— Begin EXTRACTED DATA —
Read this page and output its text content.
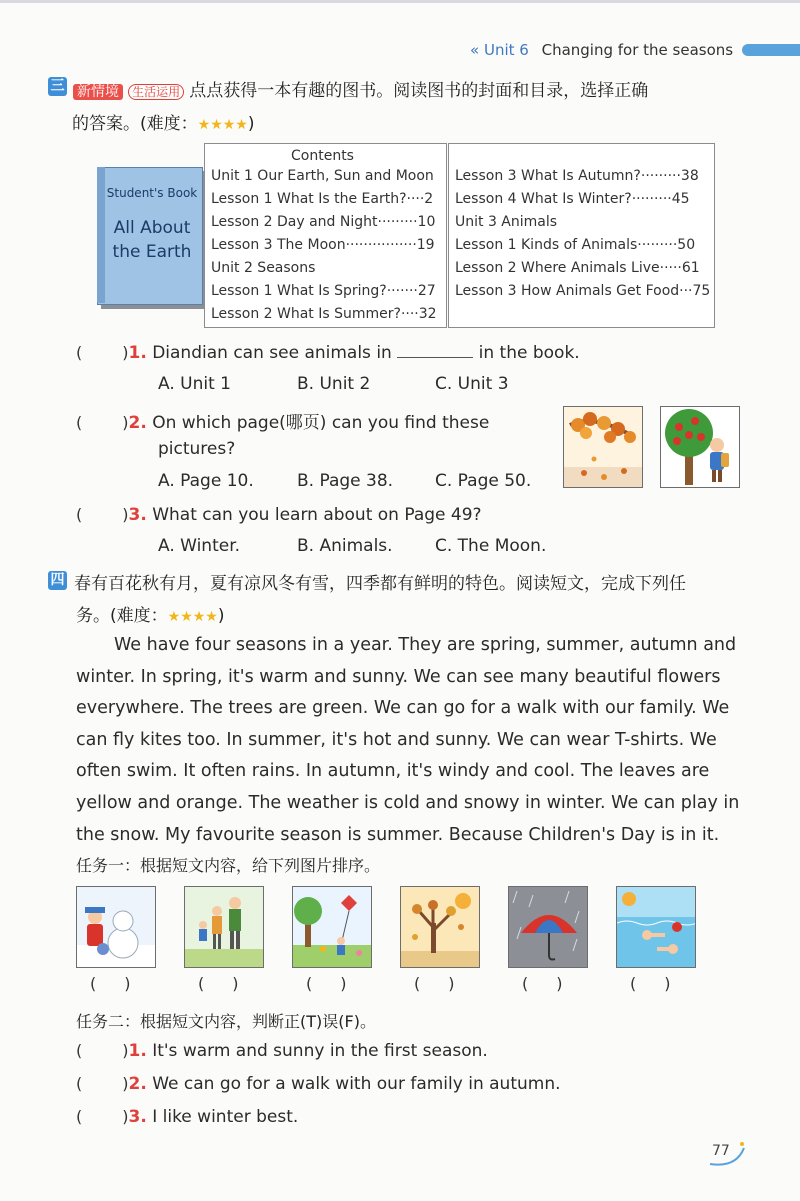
« Unit 6 Changing for the seasons
三 新情境 生活运用 点点获得一本有趣的图书。阅读图书的封面和目录，选择正确
的答案。(难度：★★★★)
Student's Book
All About
the Earth
Contents
Unit 1 Our Earth, Sun and Moon
Lesson 1 What Is the Earth?····2
Lesson 2 Day and Night·········10
Lesson 3 The Moon················19
Unit 2 Seasons
Lesson 1 What Is Spring?·······27
Lesson 2 What Is Summer?····32
Lesson 3 What Is Autumn?·········38
Lesson 4 What Is Winter?·········45
Unit 3 Animals
Lesson 1 Kinds of Animals·········50
Lesson 2 Where Animals Live·····61
Lesson 3 How Animals Get Food···75
(	)1. Diandian can see animals in	in the book.
A. Unit 1	B. Unit 2	C. Unit 3
(	)2. On which page(哪页) can you find these
pictures?
A. Page 10.	B. Page 38. C. Page 50.
(	)3. What can you learn about on Page 49?
A. Winter.	B. Animals. C. The Moon.
四 春有百花秋有月，夏有凉风冬有雪，四季都有鲜明的特色。阅读短文，完成下列任
务。(难度：★★★★)
We have four seasons in a year. They are spring, summer, autumn and
winter. In spring, it's warm and sunny. We can see many beautiful flowers
everywhere. The trees are green. We can go for a walk with our family. We
can fly kites too. In summer, it's hot and sunny. We can wear T-shirts. We
often swim. It often rains. In autumn, it's windy and cool. The leaves are
yellow and orange. The weather is cold and snowy in winter. We can play in
the snow. My favourite season is summer. Because Children's Day is in it.
任务一：根据短文内容，给下列图片排序。
( )	( )	( )	( )	( )	( )
任务二：根据短文内容，判断正(T)误(F)。
(	)1. It's warm and sunny in the first season.
(	)2. We can go for a walk with our family in autumn.
(	)3. I like winter best.
77
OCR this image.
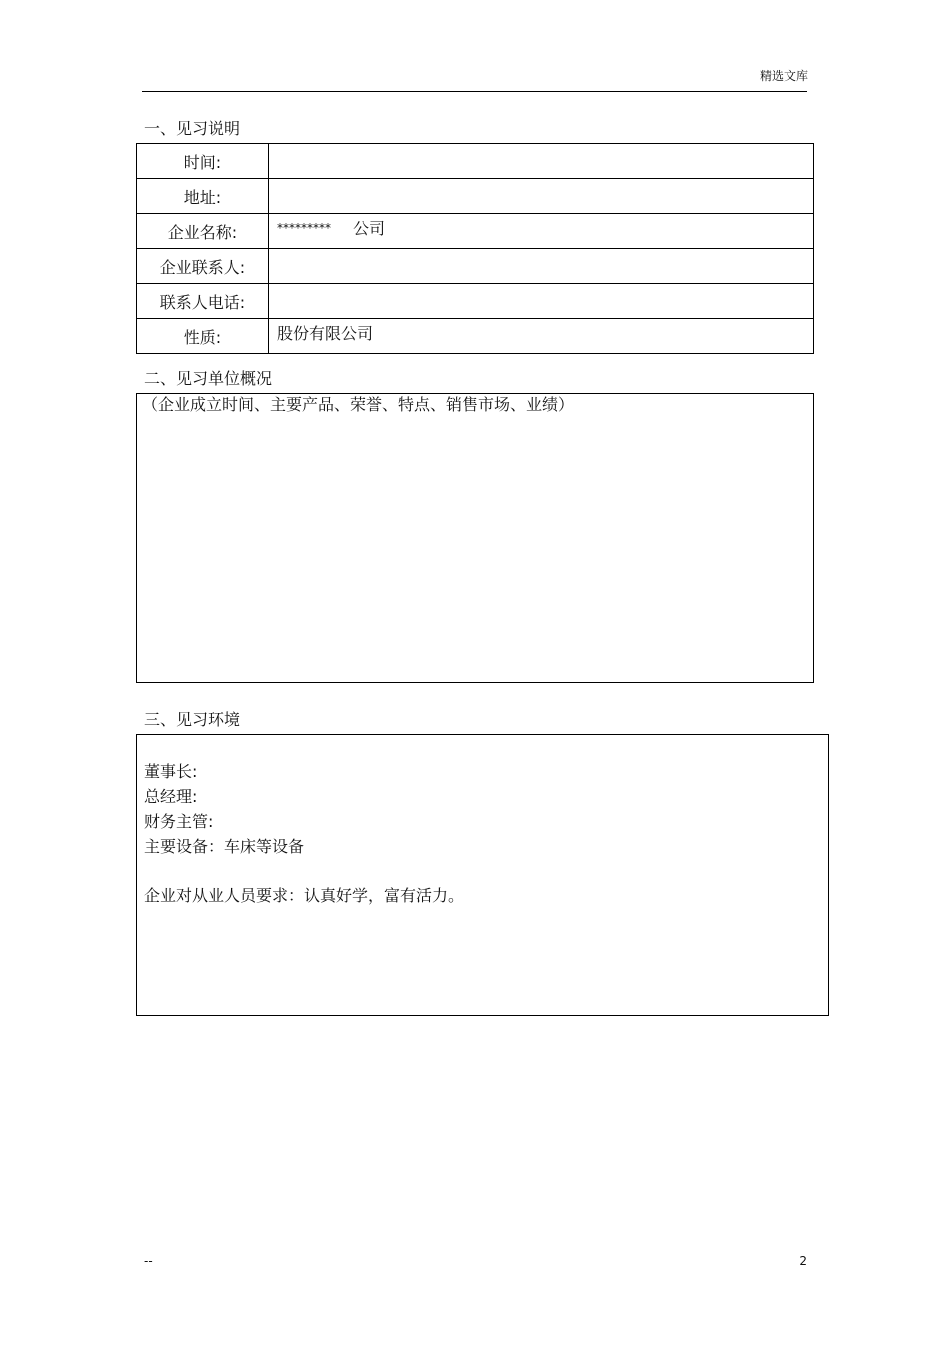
精选文库
一、见习说明
时间:	
地址:	
企业名称:	********* 公司
企业联系人:	
联系人电话:	
性质:	股份有限公司
二、见习单位概况
（企业成立时间、主要产品、荣誉、特点、销售市场、业绩）
三、见习环境
董事长:
总经理:
财务主管:
主要设备：车床等设备
企业对从业人员要求：认真好学，富有活力。
--	2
— End EXTRACTED DATA —
**EXERCISE**
Give back every line exactly as it stands, pictures excluded.

**SOLUTION TO THIS EXERCISE**
Read this page and output its text content.
« Unit 6 Changing for the seasons
三 新情境 生活运用 点点获得一本有趣的图书。阅读图书的封面和目录，选择正确
的答案。(难度：★★★★)
Student's Book
All About
the Earth
Contents
Unit 1 Our Earth, Sun and Moon
Lesson 1 What Is the Earth?····2
Lesson 2 Day and Night·········10
Lesson 3 The Moon················19
Unit 2 Seasons
Lesson 1 What Is Spring?·······27
Lesson 2 What Is Summer?····32
Lesson 3 What Is Autumn?·········38
Lesson 4 What Is Winter?·········45
Unit 3 Animals
Lesson 1 Kinds of Animals·········50
Lesson 2 Where Animals Live·····61
Lesson 3 How Animals Get Food···75
(	)1. Diandian can see animals in	in the book.
A. Unit 1	B. Unit 2	C. Unit 3
(	)2. On which page(哪页) can you find these
pictures?
A. Page 10.	B. Page 38. C. Page 50.
(	)3. What can you learn about on Page 49?
A. Winter.	B. Animals. C. The Moon.
四 春有百花秋有月，夏有凉风冬有雪，四季都有鲜明的特色。阅读短文，完成下列任
务。(难度：★★★★)
We have four seasons in a year. They are spring, summer, autumn and
winter. In spring, it's warm and sunny. We can see many beautiful flowers
everywhere. The trees are green. We can go for a walk with our family. We
can fly kites too. In summer, it's hot and sunny. We can wear T-shirts. We
often swim. It often rains. In autumn, it's windy and cool. The leaves are
yellow and orange. The weather is cold and snowy in winter. We can play in
the snow. My favourite season is summer. Because Children's Day is in it.
任务一：根据短文内容，给下列图片排序。
( )	( )	( )	( )	( )	( )
任务二：根据短文内容，判断正(T)误(F)。
(	)1. It's warm and sunny in the first season.
(	)2. We can go for a walk with our family in autumn.
(	)3. I like winter best.
77
OCR this image.
精选文库
一、见习说明
时间:	
地址:	
企业名称:	********* 公司
企业联系人:	
联系人电话:	
性质:	股份有限公司
二、见习单位概况
（企业成立时间、主要产品、荣誉、特点、销售市场、业绩）
三、见习环境
董事长:
总经理:
财务主管:
主要设备：车床等设备
企业对从业人员要求：认真好学，富有活力。
--	2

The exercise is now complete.